BEGIN DOCUMENT EXTRACT

NEW TESTAMENT CONTEXTUAL COMMENTARY
by Dr. Robert R. Seyda
PAUL’S LETTER TO THE GALATIAN CHURCHES
CHAPTER FIVE (Lesson L)
I like the way Charles Spurgeon (1834-1892) renders this verse: “God grant us grace to stay in grace! God grant us faith enough to live by faith, even to the end, as the freeborn children of God, for His name’s sake! Amen.” Spurgeon goes on to remind each believer that they are no longer following the legal mandates of the Law but living for God in the freedom of grace. So, do not subject yourselves, therefore, to religious legal principles. Do not live as if you were working for wages, and were earning your salvation. Do not submit yourselves to the rituals and commandments of mankind, which would rob you of your liberty in many ways. You have become a free child of God, never again wear the chains of a slave.
To this group, we can add George G. Findlay (1849-1919), author of the Expositor’s Bible and Professor of Biblical Languages at the training college for Methodist ministers at Headingly, Leeds, England. He is straight forward in assessing why verse one, here in chapter five, being separated from chapter four above, was ill-judged. This is Paul’s application of the allegory of Hagar and Sarah, the slave-woman and the free-woman. Findlay calls it a triumphant assertion of liberty, a ringing summons to its defense. Through chapter and verse numbering, it was separated from chapter four, making it run counter to the ancient divisions of the Epistle. Then we can add Presbyterian theologian of Yale Divinity School George Baker Stevens (1854-1906), who says without hesitation that this verse belongs to the last part of chapter four to understand its full meaning.
However, Don Garlington disagrees. For him, this first verse’s summons to freedom is, in its own right, the high watermark of the Epistle. On the other hand, Chinese Bible scholar Ronald Y. K. Fung takes the middle road and says that this independent verse – with no connective particle to mark its relation to what precedes or follows – serves as a “bridge verse” or “transition paragraph.”  It is, on the one hand, a summary of 4:21–31, if not also of chapters 3–4 as a whole, or even of 2:14–4:31 or 1:6–4:31,54 and serves as an introduction to the exhortations of chapter five. And the writers of the Christ-Centered Commentary say that this verse functions as a transition verse between what was said before and what is being said now.
The English transitive verb “enfranchise” means, to set free (as from slavery), to endow with the rights of a franchise: such as, to admit to the privileges of the owner, the freedom to choose. So, we can see in Edmunds’ thinking, the Anointed One set us free from the slavery of sin so that we can live in the freedom of choosing to follow Him as our Lord and praise Him as our Savior. And by saying that those who are now free should not become “enthralled” with their old way of living. The Greek verb enechō (“entangled” KJV) that Paul used means to become captivated with something. That’s why Edmunds chose “enthralled,” which means to be bewitched, fascinated, mesmerized, preoccupied, enraptured. It’s like being lured back into an addiction. This fits well with what Paul expressed to the Galatians in 1:6-7.

END DOCUMENT EXTRACT

REQUIREMENT A: In the Galatians commentary, what two terms does Ronald Y. K. Fung use for the first verse of chapter five?
REQUIREMENT B: Please carry the Galatians commentary forward from its final sentence, keeping its voice and subject.
The lines after the Galatians commentary play no part in this work.

BEGIN ENTRIES SUPPLIED

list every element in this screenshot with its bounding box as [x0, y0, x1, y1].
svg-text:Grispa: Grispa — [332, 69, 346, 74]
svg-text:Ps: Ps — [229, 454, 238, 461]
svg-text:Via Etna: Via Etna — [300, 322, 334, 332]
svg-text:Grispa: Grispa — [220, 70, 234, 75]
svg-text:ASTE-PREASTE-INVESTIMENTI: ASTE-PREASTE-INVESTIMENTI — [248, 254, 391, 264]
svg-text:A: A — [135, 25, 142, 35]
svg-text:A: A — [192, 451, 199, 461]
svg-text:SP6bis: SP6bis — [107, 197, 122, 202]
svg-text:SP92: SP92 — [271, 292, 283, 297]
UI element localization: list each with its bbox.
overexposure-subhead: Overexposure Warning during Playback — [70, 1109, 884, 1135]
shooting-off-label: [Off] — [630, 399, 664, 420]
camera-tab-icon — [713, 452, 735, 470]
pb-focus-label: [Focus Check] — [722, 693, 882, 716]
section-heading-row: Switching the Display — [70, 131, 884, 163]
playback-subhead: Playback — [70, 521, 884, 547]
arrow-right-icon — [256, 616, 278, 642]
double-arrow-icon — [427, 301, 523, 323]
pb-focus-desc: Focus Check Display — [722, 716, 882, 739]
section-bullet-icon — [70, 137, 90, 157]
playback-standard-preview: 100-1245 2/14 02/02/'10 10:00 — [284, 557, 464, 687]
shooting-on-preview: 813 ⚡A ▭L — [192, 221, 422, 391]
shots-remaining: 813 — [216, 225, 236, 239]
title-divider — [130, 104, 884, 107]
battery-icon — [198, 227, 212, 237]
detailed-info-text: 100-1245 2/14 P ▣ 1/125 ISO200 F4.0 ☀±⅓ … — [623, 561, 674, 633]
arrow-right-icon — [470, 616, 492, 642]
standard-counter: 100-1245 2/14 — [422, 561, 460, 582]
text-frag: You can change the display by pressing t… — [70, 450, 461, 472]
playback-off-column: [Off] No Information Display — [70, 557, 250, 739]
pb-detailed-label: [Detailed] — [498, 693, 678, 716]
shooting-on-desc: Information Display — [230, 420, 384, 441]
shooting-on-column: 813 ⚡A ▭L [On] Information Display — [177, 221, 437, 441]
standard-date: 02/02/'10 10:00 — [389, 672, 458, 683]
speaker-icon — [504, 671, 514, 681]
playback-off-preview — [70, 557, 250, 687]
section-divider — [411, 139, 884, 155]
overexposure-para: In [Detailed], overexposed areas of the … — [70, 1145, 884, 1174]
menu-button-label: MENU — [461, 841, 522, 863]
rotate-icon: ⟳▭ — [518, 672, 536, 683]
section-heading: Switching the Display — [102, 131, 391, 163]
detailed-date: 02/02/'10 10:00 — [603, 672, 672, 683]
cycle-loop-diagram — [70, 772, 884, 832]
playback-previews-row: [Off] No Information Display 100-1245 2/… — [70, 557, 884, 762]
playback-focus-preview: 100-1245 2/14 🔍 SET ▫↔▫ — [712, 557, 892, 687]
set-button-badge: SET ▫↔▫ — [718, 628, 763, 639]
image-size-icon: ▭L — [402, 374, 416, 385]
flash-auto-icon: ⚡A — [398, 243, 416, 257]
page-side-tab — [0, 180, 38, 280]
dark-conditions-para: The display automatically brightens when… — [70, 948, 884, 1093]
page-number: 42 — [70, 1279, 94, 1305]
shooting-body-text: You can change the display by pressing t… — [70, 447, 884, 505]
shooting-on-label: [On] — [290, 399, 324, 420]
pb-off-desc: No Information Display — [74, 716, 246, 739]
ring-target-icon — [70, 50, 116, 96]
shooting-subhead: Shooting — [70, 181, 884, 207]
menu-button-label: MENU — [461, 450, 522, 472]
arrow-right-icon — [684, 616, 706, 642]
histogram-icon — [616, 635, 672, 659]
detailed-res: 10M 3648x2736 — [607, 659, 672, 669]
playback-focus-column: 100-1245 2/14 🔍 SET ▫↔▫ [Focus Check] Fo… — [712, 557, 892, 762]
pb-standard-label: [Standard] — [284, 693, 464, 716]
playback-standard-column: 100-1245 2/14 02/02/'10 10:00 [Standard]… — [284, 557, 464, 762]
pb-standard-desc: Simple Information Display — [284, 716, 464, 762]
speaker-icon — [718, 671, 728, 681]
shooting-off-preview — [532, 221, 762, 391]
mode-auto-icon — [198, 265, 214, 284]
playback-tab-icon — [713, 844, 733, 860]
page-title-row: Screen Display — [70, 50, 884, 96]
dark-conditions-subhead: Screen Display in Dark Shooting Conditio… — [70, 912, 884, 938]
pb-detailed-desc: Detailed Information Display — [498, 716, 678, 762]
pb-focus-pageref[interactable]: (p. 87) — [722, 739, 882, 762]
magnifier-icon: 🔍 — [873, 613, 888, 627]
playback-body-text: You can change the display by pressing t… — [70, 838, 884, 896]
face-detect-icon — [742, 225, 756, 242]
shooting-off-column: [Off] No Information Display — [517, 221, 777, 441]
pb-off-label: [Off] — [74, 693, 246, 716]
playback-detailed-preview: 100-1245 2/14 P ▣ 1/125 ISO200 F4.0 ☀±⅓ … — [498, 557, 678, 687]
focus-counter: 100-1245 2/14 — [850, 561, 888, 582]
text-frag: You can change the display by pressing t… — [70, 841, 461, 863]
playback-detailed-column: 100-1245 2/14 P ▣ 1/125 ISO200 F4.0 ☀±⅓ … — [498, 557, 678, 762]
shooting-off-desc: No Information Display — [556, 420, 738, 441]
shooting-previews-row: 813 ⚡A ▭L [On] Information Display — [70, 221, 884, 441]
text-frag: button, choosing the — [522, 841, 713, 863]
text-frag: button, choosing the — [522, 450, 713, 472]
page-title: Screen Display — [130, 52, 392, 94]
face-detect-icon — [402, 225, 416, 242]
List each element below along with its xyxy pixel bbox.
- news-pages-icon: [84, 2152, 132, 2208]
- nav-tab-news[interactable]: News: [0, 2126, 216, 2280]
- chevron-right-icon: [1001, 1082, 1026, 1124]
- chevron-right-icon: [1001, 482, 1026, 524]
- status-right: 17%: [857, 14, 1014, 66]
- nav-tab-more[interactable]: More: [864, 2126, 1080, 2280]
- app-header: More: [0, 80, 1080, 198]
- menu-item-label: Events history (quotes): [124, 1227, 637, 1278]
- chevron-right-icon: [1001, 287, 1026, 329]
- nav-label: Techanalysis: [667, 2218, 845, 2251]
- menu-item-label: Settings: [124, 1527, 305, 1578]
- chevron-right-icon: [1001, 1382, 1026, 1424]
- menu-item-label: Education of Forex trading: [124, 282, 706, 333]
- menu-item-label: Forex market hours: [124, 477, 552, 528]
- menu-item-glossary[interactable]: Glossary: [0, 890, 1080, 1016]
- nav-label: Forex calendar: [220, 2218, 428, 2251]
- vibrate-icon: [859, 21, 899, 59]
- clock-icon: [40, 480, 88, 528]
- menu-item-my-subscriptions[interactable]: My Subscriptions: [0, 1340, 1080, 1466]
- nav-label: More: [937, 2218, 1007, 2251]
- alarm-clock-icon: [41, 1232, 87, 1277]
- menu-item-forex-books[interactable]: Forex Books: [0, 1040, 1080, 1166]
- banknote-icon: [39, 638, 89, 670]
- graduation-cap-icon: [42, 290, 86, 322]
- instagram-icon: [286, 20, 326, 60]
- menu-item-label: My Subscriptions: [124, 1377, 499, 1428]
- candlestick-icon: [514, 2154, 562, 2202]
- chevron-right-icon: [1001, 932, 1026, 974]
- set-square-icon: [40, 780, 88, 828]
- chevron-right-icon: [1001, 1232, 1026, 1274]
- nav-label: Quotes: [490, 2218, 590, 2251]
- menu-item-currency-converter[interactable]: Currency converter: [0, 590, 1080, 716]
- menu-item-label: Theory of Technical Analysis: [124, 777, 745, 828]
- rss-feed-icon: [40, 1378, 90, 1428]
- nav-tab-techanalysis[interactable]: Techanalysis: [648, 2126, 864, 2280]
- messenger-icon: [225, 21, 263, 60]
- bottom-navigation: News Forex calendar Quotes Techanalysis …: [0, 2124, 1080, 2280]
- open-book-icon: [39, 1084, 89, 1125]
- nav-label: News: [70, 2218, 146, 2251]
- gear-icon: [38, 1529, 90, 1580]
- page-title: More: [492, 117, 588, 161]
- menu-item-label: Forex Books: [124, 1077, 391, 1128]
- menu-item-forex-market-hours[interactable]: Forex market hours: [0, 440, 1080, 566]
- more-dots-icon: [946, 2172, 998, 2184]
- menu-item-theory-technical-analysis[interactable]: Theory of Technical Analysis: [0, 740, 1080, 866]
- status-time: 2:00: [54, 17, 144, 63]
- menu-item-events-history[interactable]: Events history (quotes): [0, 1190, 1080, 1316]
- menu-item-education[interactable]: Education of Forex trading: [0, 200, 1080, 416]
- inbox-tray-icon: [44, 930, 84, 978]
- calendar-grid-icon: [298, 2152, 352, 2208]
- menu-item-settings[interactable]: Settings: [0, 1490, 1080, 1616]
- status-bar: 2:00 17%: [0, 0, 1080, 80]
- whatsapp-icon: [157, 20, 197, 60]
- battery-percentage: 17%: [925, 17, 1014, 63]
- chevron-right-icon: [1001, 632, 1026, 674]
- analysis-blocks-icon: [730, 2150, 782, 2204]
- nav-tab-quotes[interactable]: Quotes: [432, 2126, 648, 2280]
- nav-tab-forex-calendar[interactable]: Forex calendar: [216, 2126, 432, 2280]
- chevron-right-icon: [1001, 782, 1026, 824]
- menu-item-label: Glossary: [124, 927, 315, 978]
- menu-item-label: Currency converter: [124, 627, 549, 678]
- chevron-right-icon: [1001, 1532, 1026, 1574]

END ENTRIES SUPPLIED

FINAL ANSWER A: He calls it a "bridge verse" or "transition paragraph."

FINAL ANSWER B:
Edmunds suggests that this happens when a person does not feel that their Christian way of living is bringing them the same thrill and excitement they experienced in sin. Therefore, they start looking back at their old life and become desirous for their former lifestyle. That’s when their sinful tendencies start calling them to go back. Paul is trying to tell them there is a lot more for them up ahead if they just apply themselves to serving their Savior out of love and reverence. Don’t become discouraged because things don’t go the way you want them to go. Just being free should be enough to make a person happy.
German theologian Johann P. Lange (1802-1884) draws a line between freedom from the moral law of men and the divine law of God. Regarding the idea of Freedom, which Paul in this Epistle maintains and justifies for Christians, we are to consider that it does not primarily mean freedom from the accusations and the curse of the Law. In other words, although a person may be born again, they are still subject to condemnation were they to return to their sinful life. The Apostle is speaking about freedom from the claims (requirements) of the Law, from the obligation of attaching oneself to it so that by the works of the Law, a person can earn salvation.
For Lange, he feels that Luther runs too headlong and with little caution into declaring this liberty, which the Anointed One secured as freedom from all the laws of Moses. In doing so, says Lange, he praises being Law-free as the greatest benefit in the Anointed One’s sacrifice. There is no doubt that freedom from all that the Law’s demands to earn salvation, does, in fact, bring freedom from all the ceremonial laws. In the first place, because by the very fact that the Anointed One delivered believers from the curse of the Law by paying for it Himself. So, Christians need to realize it is only in Him and through Him, they are made free from the Law itself. And when it comes to keeping the Ten Commandments and other moral laws, they are satisfied by our service to our Lord. Thus, it is only to those who do not give themselves any more to bondage under the Law does freedom from its curse also remain guaranteed. And in the same manner, those who give up their freedom in fulfilling the Law through the Anointed one loses that freedom as well as the liberty they had from the Law’s condemnation and fall into double bondage.
Not only does Swiss-born, German-educated Protestant theologian Philip Schaff agree with others that this first verse should have been attached to the last part of chapter four, but that as an exhortation that provides the end to the reasoning in the argument of Hagar and Sarah representing God’s children under the Law and those under Grace, but it is also a suitable beginning of the encouraging action spelled out in this fifth chapter. Therefore, these chapters contrast Jewish bondage with Christian freedom. This is clearly seen beginning this fifth chapter in verse two.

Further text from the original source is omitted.